#### Task goal
Leaving out the pictures, transcribe all of the records faithfully.

=-=-=

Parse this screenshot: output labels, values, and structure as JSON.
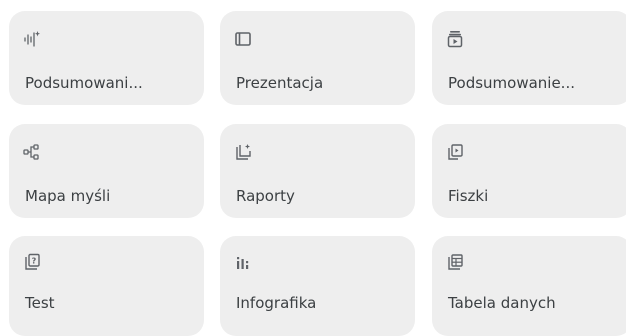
{
  "tiles": [
    {
      "label": "Podsumowani...",
      "icon": "audio-overview-icon"
    },
    {
      "label": "Prezentacja",
      "icon": "slides-icon"
    },
    {
      "label": "Podsumowanie...",
      "icon": "video-overview-icon"
    },
    {
      "label": "Mapa myśli",
      "icon": "mind-map-icon"
    },
    {
      "label": "Raporty",
      "icon": "reports-icon"
    },
    {
      "label": "Fiszki",
      "icon": "flashcards-icon"
    },
    {
      "label": "Test",
      "icon": "quiz-icon"
    },
    {
      "label": "Infografika",
      "icon": "infographic-icon"
    },
    {
      "label": "Tabela danych",
      "icon": "data-table-icon"
    }
  ],
  "colors": {
    "tile_bg": "#eeeeee",
    "text": "#3c4043",
    "icon": "#5f6368"
  }
}
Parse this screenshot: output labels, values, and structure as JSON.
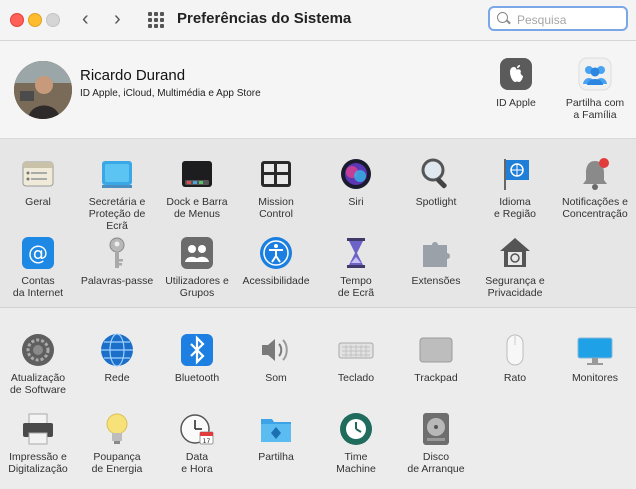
{
  "window": {
    "title": "Preferências do Sistema",
    "search_placeholder": "Pesquisa",
    "back": "‹",
    "forward": "›"
  },
  "account": {
    "name": "Ricardo Durand",
    "subtitle": "ID Apple, iCloud, Multimédia e App Store",
    "items": [
      {
        "label": "ID Apple",
        "icon": "apple-id-icon"
      },
      {
        "label": "Partilha com\na Família",
        "icon": "family-sharing-icon"
      }
    ]
  },
  "section1": [
    {
      "label": "Geral",
      "icon": "general-icon"
    },
    {
      "label": "Secretária e\nProteção de Ecrã",
      "icon": "desktop-screensaver-icon"
    },
    {
      "label": "Dock e Barra\nde Menus",
      "icon": "dock-menubar-icon"
    },
    {
      "label": "Mission\nControl",
      "icon": "mission-control-icon"
    },
    {
      "label": "Siri",
      "icon": "siri-icon"
    },
    {
      "label": "Spotlight",
      "icon": "spotlight-icon"
    },
    {
      "label": "Idioma\ne Região",
      "icon": "language-region-icon"
    },
    {
      "label": "Notificações e\nConcentração",
      "icon": "notifications-icon"
    },
    {
      "label": "Contas\nda Internet",
      "icon": "internet-accounts-icon"
    },
    {
      "label": "Palavras-passe",
      "icon": "passwords-icon"
    },
    {
      "label": "Utilizadores e\nGrupos",
      "icon": "users-groups-icon"
    },
    {
      "label": "Acessibilidade",
      "icon": "accessibility-icon"
    },
    {
      "label": "Tempo\nde Ecrã",
      "icon": "screen-time-icon"
    },
    {
      "label": "Extensões",
      "icon": "extensions-icon"
    },
    {
      "label": "Segurança e\nPrivacidade",
      "icon": "security-privacy-icon"
    }
  ],
  "section2": [
    {
      "label": "Atualização\nde Software",
      "icon": "software-update-icon"
    },
    {
      "label": "Rede",
      "icon": "network-icon"
    },
    {
      "label": "Bluetooth",
      "icon": "bluetooth-icon"
    },
    {
      "label": "Som",
      "icon": "sound-icon"
    },
    {
      "label": "Teclado",
      "icon": "keyboard-icon"
    },
    {
      "label": "Trackpad",
      "icon": "trackpad-icon"
    },
    {
      "label": "Rato",
      "icon": "mouse-icon"
    },
    {
      "label": "Monitores",
      "icon": "displays-icon"
    },
    {
      "label": "Impressão e\nDigitalização",
      "icon": "printers-scanners-icon"
    },
    {
      "label": "Poupança\nde Energia",
      "icon": "energy-saver-icon"
    },
    {
      "label": "Data\ne Hora",
      "icon": "date-time-icon"
    },
    {
      "label": "Partilha",
      "icon": "sharing-icon"
    },
    {
      "label": "Time\nMachine",
      "icon": "time-machine-icon"
    },
    {
      "label": "Disco\nde Arranque",
      "icon": "startup-disk-icon"
    }
  ]
}
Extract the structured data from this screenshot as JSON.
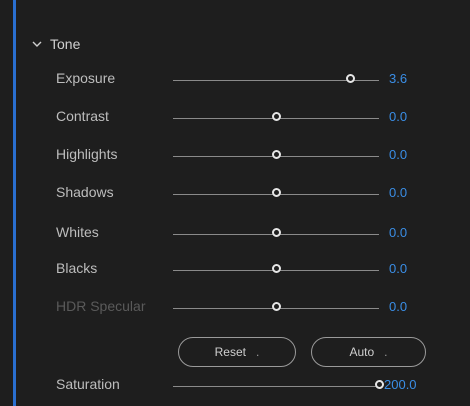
{
  "section": {
    "title": "Tone",
    "chevron_icon": "chevron-down-icon"
  },
  "sliders": [
    {
      "label": "Exposure",
      "value": "3.6",
      "position": 0.86,
      "disabled": false
    },
    {
      "label": "Contrast",
      "value": "0.0",
      "position": 0.5,
      "disabled": false
    },
    {
      "label": "Highlights",
      "value": "0.0",
      "position": 0.5,
      "disabled": false
    },
    {
      "label": "Shadows",
      "value": "0.0",
      "position": 0.5,
      "disabled": false
    },
    {
      "label": "Whites",
      "value": "0.0",
      "position": 0.5,
      "disabled": false
    },
    {
      "label": "Blacks",
      "value": "0.0",
      "position": 0.5,
      "disabled": false
    },
    {
      "label": "HDR Specular",
      "value": "0.0",
      "position": 0.5,
      "disabled": true
    }
  ],
  "buttons": {
    "reset_label": "Reset",
    "auto_label": "Auto"
  },
  "saturation": {
    "label": "Saturation",
    "value": "200.0",
    "position": 1.0
  },
  "colors": {
    "accent": "#3a8ee6",
    "rail": "#2a6fd0",
    "background": "#1e1e1e"
  }
}
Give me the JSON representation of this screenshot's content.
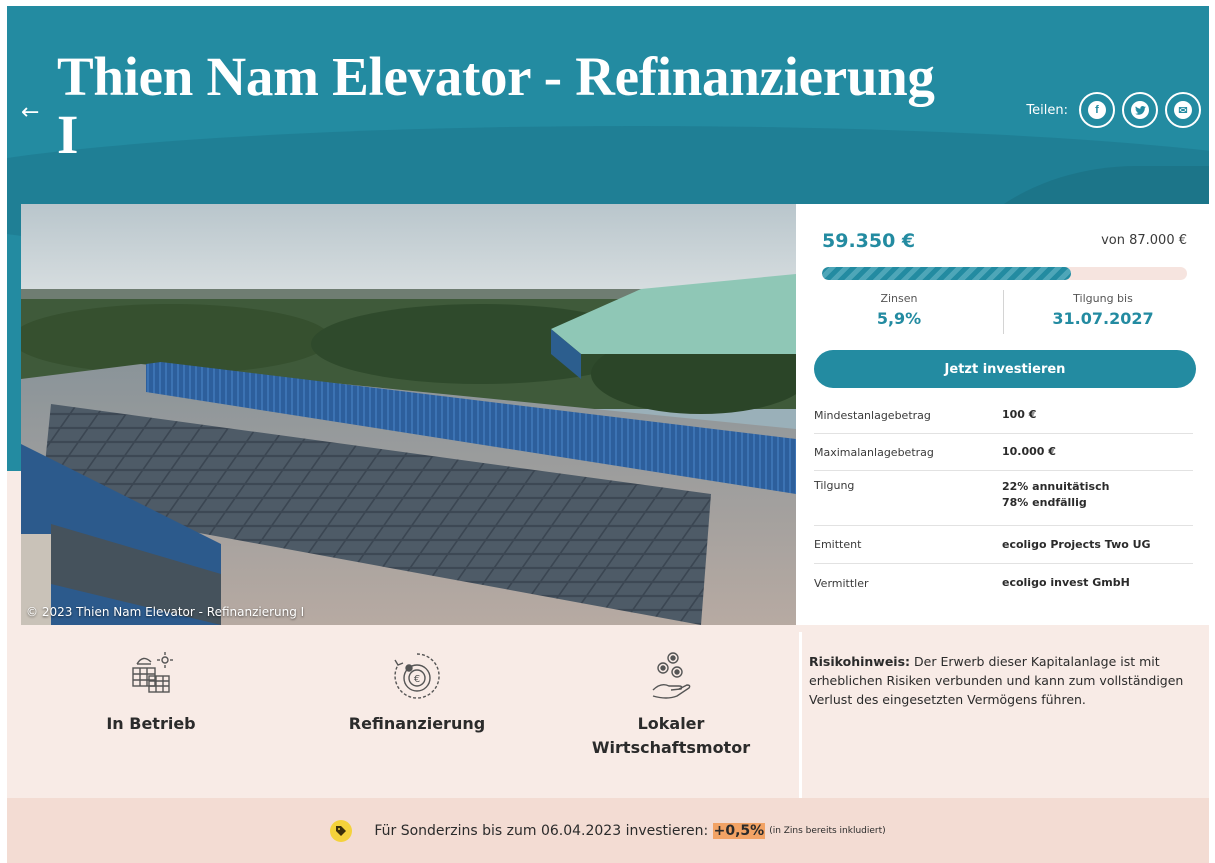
{
  "header": {
    "back_icon": "arrow-left-icon",
    "title": "Thien Nam Elevator - Refinanzierung I",
    "share_label": "Teilen:",
    "share_buttons": [
      {
        "icon": "facebook-icon",
        "glyph": "f"
      },
      {
        "icon": "twitter-icon",
        "glyph": "t"
      },
      {
        "icon": "email-icon",
        "glyph": "✉"
      }
    ]
  },
  "photo": {
    "caption": "© 2023 Thien Nam Elevator - Refinanzierung I"
  },
  "funding": {
    "amount": "59.350 €",
    "goal": "von 87.000 €",
    "progress_fraction": 0.682,
    "interest_label": "Zinsen",
    "interest_value": "5,9%",
    "repayment_label": "Tilgung bis",
    "repayment_value": "31.07.2027",
    "invest_button": "Jetzt investieren"
  },
  "facts": [
    {
      "key": "Mindestanlagebetrag",
      "value": "100 €"
    },
    {
      "key": "Maximalanlagebetrag",
      "value": "10.000 €"
    },
    {
      "key": "Tilgung",
      "value": "22% annuitätisch",
      "value2": "78% endfällig"
    },
    {
      "key": "Emittent",
      "value": "ecoligo Projects Two UG"
    },
    {
      "key": "Vermittler",
      "value": "ecoligo invest GmbH"
    }
  ],
  "features": [
    {
      "icon": "solar-panel-icon",
      "label": "In Betrieb"
    },
    {
      "icon": "refinance-coin-icon",
      "label": "Refinanzierung"
    },
    {
      "icon": "coins-hand-icon",
      "label": "Lokaler Wirtschaftsmotor"
    }
  ],
  "risk": {
    "title": "Risikohinweis:",
    "text": " Der Erwerb dieser Kapitalanlage ist mit erheblichen Risiken verbunden und kann zum vollständigen Verlust des eingesetzten Vermögens führen."
  },
  "promo": {
    "icon": "tag-icon",
    "text": "Für Sonderzins bis zum 06.04.2023 investieren: ",
    "bonus": "+0,5%",
    "note": "(in Zins bereits inkludiert)"
  },
  "colors": {
    "brand": "#238ba1",
    "background": "#f8ebe6",
    "promo_highlight": "#f2a365",
    "promo_icon": "#f4d23b"
  }
}
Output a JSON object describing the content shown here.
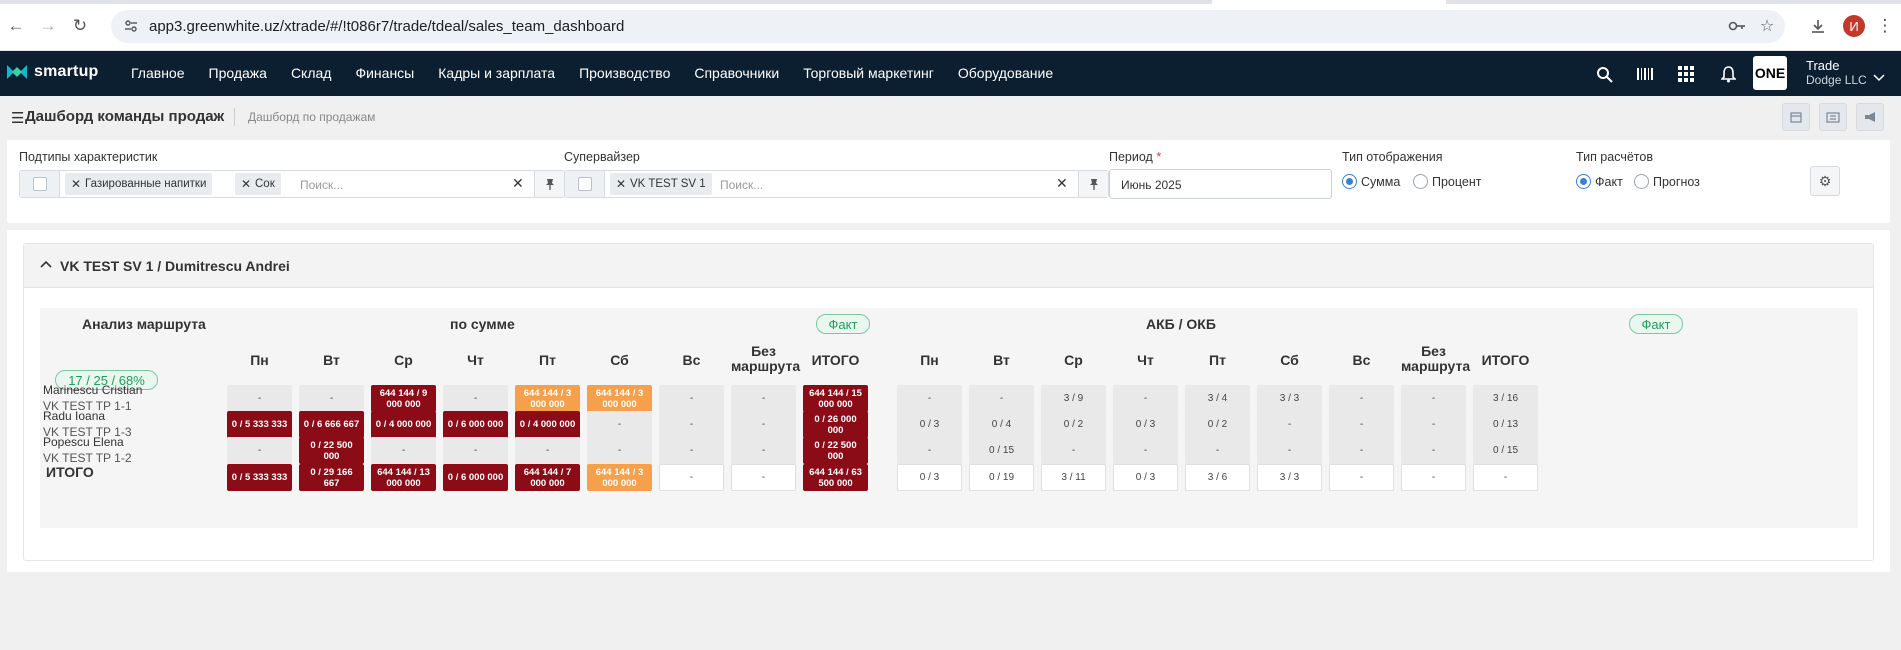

=-=-=

#### Worked answer
Parse this screenshot: output labels, values, and structure as JSON.
{
  "tiles": [
    {
      "label": "Podsumowani...",
      "icon": "audio-overview-icon"
    },
    {
      "label": "Prezentacja",
      "icon": "slides-icon"
    },
    {
      "label": "Podsumowanie...",
      "icon": "video-overview-icon"
    },
    {
      "label": "Mapa myśli",
      "icon": "mind-map-icon"
    },
    {
      "label": "Raporty",
      "icon": "reports-icon"
    },
    {
      "label": "Fiszki",
      "icon": "flashcards-icon"
    },
    {
      "label": "Test",
      "icon": "quiz-icon"
    },
    {
      "label": "Infografika",
      "icon": "infographic-icon"
    },
    {
      "label": "Tabela danych",
      "icon": "data-table-icon"
    }
  ],
  "colors": {
    "tile_bg": "#eeeeee",
    "text": "#3c4043",
    "icon": "#5f6368"
  }
}
Parse this screenshot: output labels, values, and structure as JSON.
{
  "window": {
    "title": "Preferências do Sistema",
    "search_placeholder": "Pesquisa",
    "back": "‹",
    "forward": "›"
  },
  "account": {
    "name": "Ricardo Durand",
    "subtitle": "ID Apple, iCloud, Multimédia e App Store",
    "items": [
      {
        "label": "ID Apple",
        "icon": "apple-id-icon"
      },
      {
        "label": "Partilha com\na Família",
        "icon": "family-sharing-icon"
      }
    ]
  },
  "section1": [
    {
      "label": "Geral",
      "icon": "general-icon"
    },
    {
      "label": "Secretária e\nProteção de Ecrã",
      "icon": "desktop-screensaver-icon"
    },
    {
      "label": "Dock e Barra\nde Menus",
      "icon": "dock-menubar-icon"
    },
    {
      "label": "Mission\nControl",
      "icon": "mission-control-icon"
    },
    {
      "label": "Siri",
      "icon": "siri-icon"
    },
    {
      "label": "Spotlight",
      "icon": "spotlight-icon"
    },
    {
      "label": "Idioma\ne Região",
      "icon": "language-region-icon"
    },
    {
      "label": "Notificações e\nConcentração",
      "icon": "notifications-icon"
    },
    {
      "label": "Contas\nda Internet",
      "icon": "internet-accounts-icon"
    },
    {
      "label": "Palavras-passe",
      "icon": "passwords-icon"
    },
    {
      "label": "Utilizadores e\nGrupos",
      "icon": "users-groups-icon"
    },
    {
      "label": "Acessibilidade",
      "icon": "accessibility-icon"
    },
    {
      "label": "Tempo\nde Ecrã",
      "icon": "screen-time-icon"
    },
    {
      "label": "Extensões",
      "icon": "extensions-icon"
    },
    {
      "label": "Segurança e\nPrivacidade",
      "icon": "security-privacy-icon"
    }
  ],
  "section2": [
    {
      "label": "Atualização\nde Software",
      "icon": "software-update-icon"
    },
    {
      "label": "Rede",
      "icon": "network-icon"
    },
    {
      "label": "Bluetooth",
      "icon": "bluetooth-icon"
    },
    {
      "label": "Som",
      "icon": "sound-icon"
    },
    {
      "label": "Teclado",
      "icon": "keyboard-icon"
    },
    {
      "label": "Trackpad",
      "icon": "trackpad-icon"
    },
    {
      "label": "Rato",
      "icon": "mouse-icon"
    },
    {
      "label": "Monitores",
      "icon": "displays-icon"
    },
    {
      "label": "Impressão e\nDigitalização",
      "icon": "printers-scanners-icon"
    },
    {
      "label": "Poupança\nde Energia",
      "icon": "energy-saver-icon"
    },
    {
      "label": "Data\ne Hora",
      "icon": "date-time-icon"
    },
    {
      "label": "Partilha",
      "icon": "sharing-icon"
    },
    {
      "label": "Time\nMachine",
      "icon": "time-machine-icon"
    },
    {
      "label": "Disco\nde Arranque",
      "icon": "startup-disk-icon"
    }
  ]
}
Extract the structured data from this screenshot as JSON.
{
  "section": {
    "title": "Tone",
    "chevron_icon": "chevron-down-icon"
  },
  "sliders": [
    {
      "label": "Exposure",
      "value": "3.6",
      "position": 0.86,
      "disabled": false
    },
    {
      "label": "Contrast",
      "value": "0.0",
      "position": 0.5,
      "disabled": false
    },
    {
      "label": "Highlights",
      "value": "0.0",
      "position": 0.5,
      "disabled": false
    },
    {
      "label": "Shadows",
      "value": "0.0",
      "position": 0.5,
      "disabled": false
    },
    {
      "label": "Whites",
      "value": "0.0",
      "position": 0.5,
      "disabled": false
    },
    {
      "label": "Blacks",
      "value": "0.0",
      "position": 0.5,
      "disabled": false
    },
    {
      "label": "HDR Specular",
      "value": "0.0",
      "position": 0.5,
      "disabled": true
    }
  ],
  "buttons": {
    "reset_label": "Reset",
    "auto_label": "Auto"
  },
  "saturation": {
    "label": "Saturation",
    "value": "200.0",
    "position": 1.0
  },
  "colors": {
    "accent": "#3a8ee6",
    "rail": "#2a6fd0",
    "background": "#1e1e1e"
  }
}
Give me the JSON representation of this screenshot's content.
{
  "header": {
    "back_icon": "arrow-left-icon",
    "title": "Thien Nam Elevator - Refinanzierung I",
    "share_label": "Teilen:",
    "share_buttons": [
      {
        "icon": "facebook-icon",
        "glyph": "f"
      },
      {
        "icon": "twitter-icon",
        "glyph": "t"
      },
      {
        "icon": "email-icon",
        "glyph": "✉"
      }
    ]
  },
  "photo": {
    "caption": "© 2023 Thien Nam Elevator - Refinanzierung I"
  },
  "funding": {
    "amount": "59.350 €",
    "goal": "von 87.000 €",
    "progress_fraction": 0.682,
    "interest_label": "Zinsen",
    "interest_value": "5,9%",
    "repayment_label": "Tilgung bis",
    "repayment_value": "31.07.2027",
    "invest_button": "Jetzt investieren"
  },
  "facts": [
    {
      "key": "Mindestanlagebetrag",
      "value": "100 €"
    },
    {
      "key": "Maximalanlagebetrag",
      "value": "10.000 €"
    },
    {
      "key": "Tilgung",
      "value": "22% annuitätisch",
      "value2": "78% endfällig"
    },
    {
      "key": "Emittent",
      "value": "ecoligo Projects Two UG"
    },
    {
      "key": "Vermittler",
      "value": "ecoligo invest GmbH"
    }
  ],
  "features": [
    {
      "icon": "solar-panel-icon",
      "label": "In Betrieb"
    },
    {
      "icon": "refinance-coin-icon",
      "label": "Refinanzierung"
    },
    {
      "icon": "coins-hand-icon",
      "label": "Lokaler Wirtschaftsmotor"
    }
  ],
  "risk": {
    "title": "Risikohinweis:",
    "text": " Der Erwerb dieser Kapitalanlage ist mit erheblichen Risiken verbunden und kann zum vollständigen Verlust des eingesetzten Vermögens führen."
  },
  "promo": {
    "icon": "tag-icon",
    "text": "Für Sonderzins bis zum 06.04.2023 investieren: ",
    "bonus": "+0,5%",
    "note": "(in Zins bereits inkludiert)"
  },
  "colors": {
    "brand": "#238ba1",
    "background": "#f8ebe6",
    "promo_highlight": "#f2a365",
    "promo_icon": "#f4d23b"
  }
}
Output a JSON object describing the content shown here.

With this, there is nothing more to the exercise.